**What the task asks**
Copy nothing but the text: reproduce each line of the listing exactly and leave the pictures out.

:: Dataset

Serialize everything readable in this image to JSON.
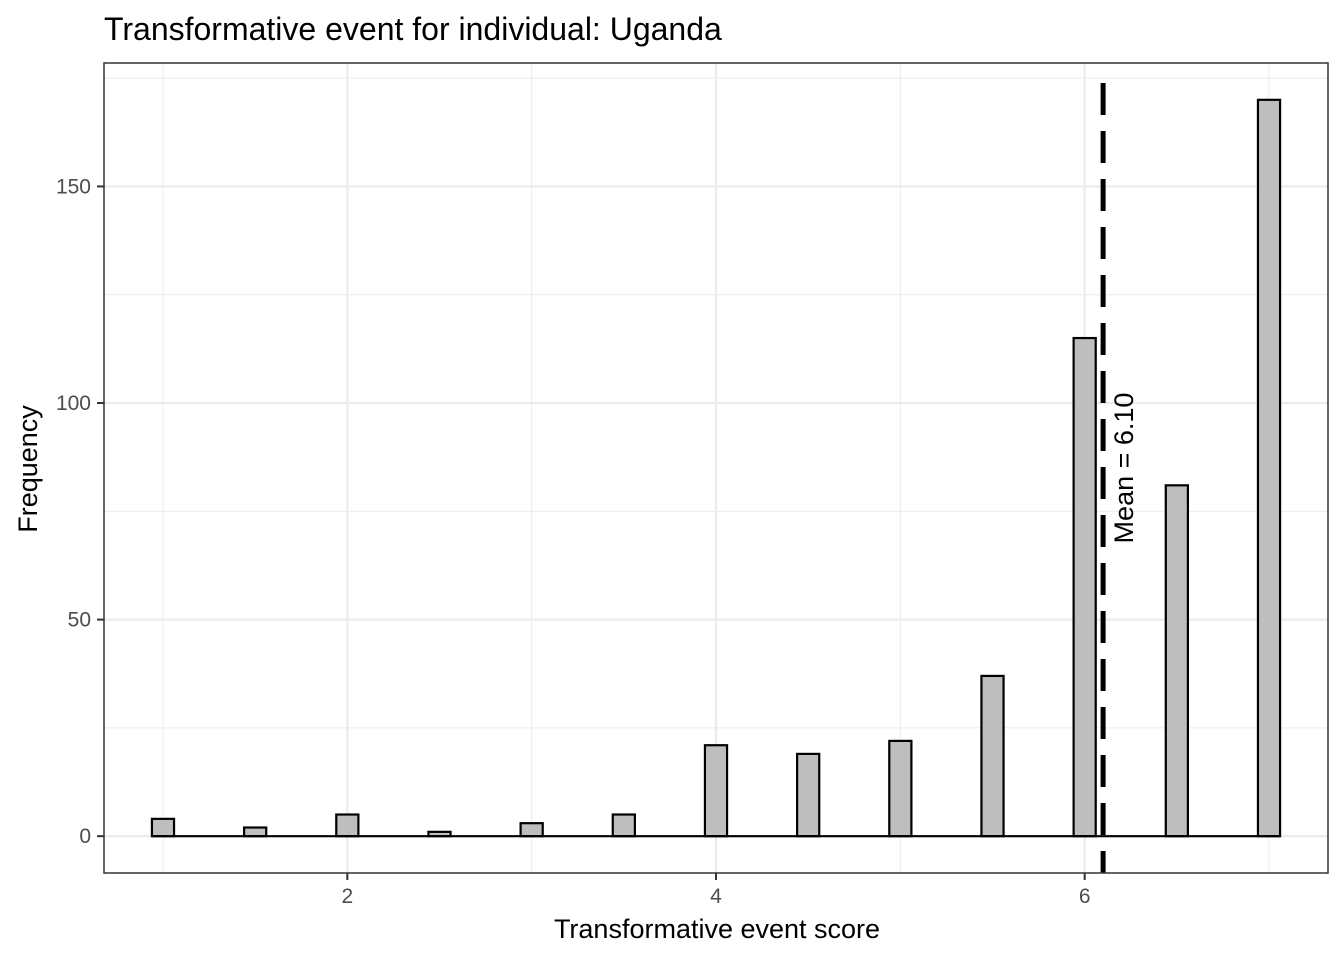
{
  "chart_data": {
    "type": "bar",
    "title": "Transformative event for individual: Uganda",
    "xlabel": "Transformative event score",
    "ylabel": "Frequency",
    "x": [
      1.0,
      1.5,
      2.0,
      2.5,
      3.0,
      3.5,
      4.0,
      4.5,
      5.0,
      5.5,
      6.0,
      6.5,
      7.0
    ],
    "values": [
      4,
      2,
      5,
      1,
      3,
      5,
      21,
      19,
      22,
      37,
      115,
      81,
      170
    ],
    "xlim": [
      0.68,
      7.32
    ],
    "ylim": [
      -8.5,
      178.5
    ],
    "x_ticks": [
      2,
      4,
      6
    ],
    "x_tick_labels": [
      "2",
      "4",
      "6"
    ],
    "y_ticks": [
      0,
      50,
      100,
      150
    ],
    "y_tick_labels": [
      "0",
      "50",
      "100",
      "150"
    ],
    "mean_line": {
      "value": 6.1,
      "label": "Mean = 6.10"
    },
    "grid": true,
    "legend": "none",
    "colors": {
      "bar_fill": "#bebebe",
      "bar_stroke": "#000000",
      "grid": "#ebebeb",
      "mean_line": "#000000",
      "panel_border": "#333333"
    }
  }
}
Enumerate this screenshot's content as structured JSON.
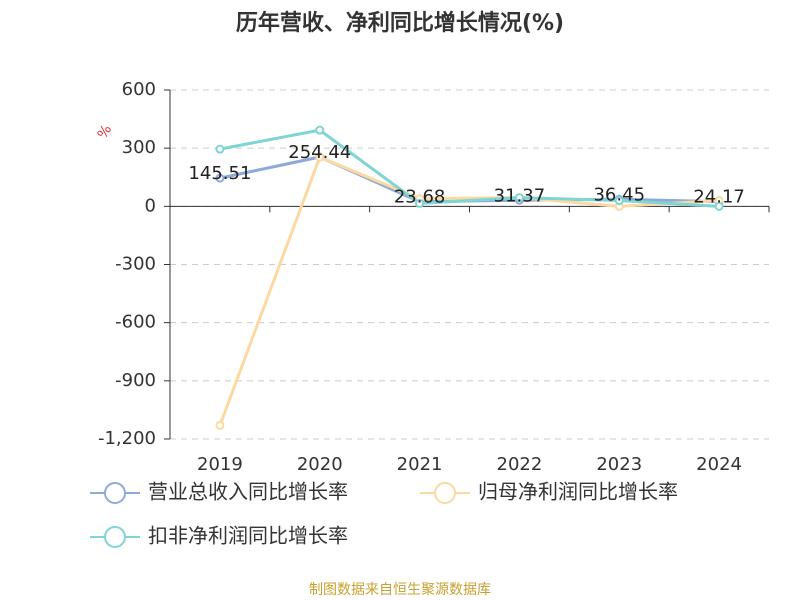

::::

**The reply**
Serialize everything readable in this image to JSON.
{
  "chart_data": {
    "type": "bar",
    "title": "Transformative event for individual: Uganda",
    "xlabel": "Transformative event score",
    "ylabel": "Frequency",
    "x": [
      1.0,
      1.5,
      2.0,
      2.5,
      3.0,
      3.5,
      4.0,
      4.5,
      5.0,
      5.5,
      6.0,
      6.5,
      7.0
    ],
    "values": [
      4,
      2,
      5,
      1,
      3,
      5,
      21,
      19,
      22,
      37,
      115,
      81,
      170
    ],
    "xlim": [
      0.68,
      7.32
    ],
    "ylim": [
      -8.5,
      178.5
    ],
    "x_ticks": [
      2,
      4,
      6
    ],
    "x_tick_labels": [
      "2",
      "4",
      "6"
    ],
    "y_ticks": [
      0,
      50,
      100,
      150
    ],
    "y_tick_labels": [
      "0",
      "50",
      "100",
      "150"
    ],
    "mean_line": {
      "value": 6.1,
      "label": "Mean = 6.10"
    },
    "grid": true,
    "legend": "none",
    "colors": {
      "bar_fill": "#bebebe",
      "bar_stroke": "#000000",
      "grid": "#ebebeb",
      "mean_line": "#000000",
      "panel_border": "#333333"
    }
  }
}
Enumerate this screenshot's content as structured JSON.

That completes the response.